- PROBLEM REQUIREMENTS
Answer these questions about the section on CR functions:
(a) In the definition of a smooth function f on a set X, on which points must the local function F agree with f?
(b) Which two kinds of set X does the text say make this definition easy to work with?
(c) When a real hypersurface M is written near a point as y = φ(x), which function must be smooth in x for f to be smooth on M?

3.2: CR Functions
- Page ID
- 74235
We first need to know what it means for a function \(f \colon X \to \mathbb{C}\) to be smooth if \(X\) is not an open set, for example, if \(X\) is a hypersurface.
Let \(X \subset \mathbb{R}^n\) be a set. The function \(f \colon X \to \mathbb{C}\) is smooth (resp. real-analytic) if for each point \(p \in X\) there is a neighborhood \(U \subset \mathbb{R}^n\) of \(p\) and a smooth (resp. real-analytic) \(F \colon U \to \mathbb{C}\) such that \(F(q) = f(q)\) for \(q \in X \cap U\).
For an arbitrary set \(X\), issues surrounding this definition can be rather subtle. The definition is easy to work with, however, if \(X\) is nice, such as a hypersurface, or if \(X\) is a closure of a domain with smooth boundary.
Suppose \(M \subset \mathbb{R}^n\) is a smooth (resp. real-analytic) real hypersurface. A function \(f \colon M \to \mathbb{C}\) is smooth (resp. real-analytic) if and only if whenever near any point we write \(M\) in coordinates \((x,y) \in \mathbb{R}^{n-1} \times \mathbb{R}\) as \[y = \varphi(x) , \] for a smooth (resp. real-analytic) function \(\varphi\), then the function \(f\bigl(x,\varphi(x)\bigr)\) is a smooth (resp. real-analytic) function of \(x\).

- DATA EXCERPT
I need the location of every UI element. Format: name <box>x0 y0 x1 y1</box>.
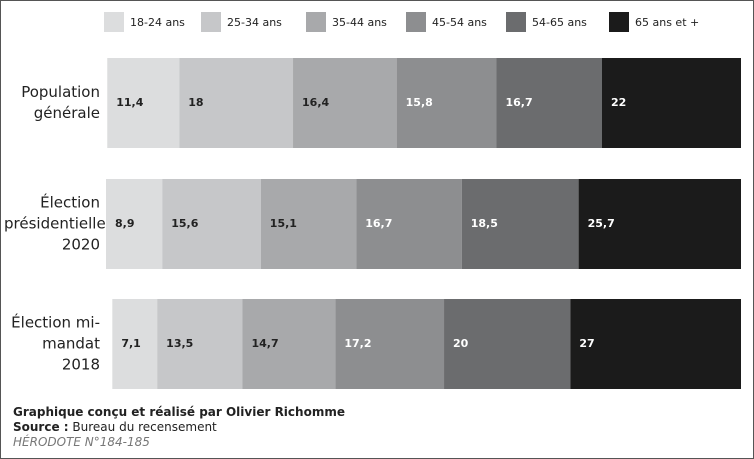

- RESULT OF THE TASK
(a) The points q in X ∩ U, where U is the neighborhood of p in ℝⁿ.
(b) A hypersurface, or the closure of a domain with smooth boundary.
(c) The function f(x, φ(x)).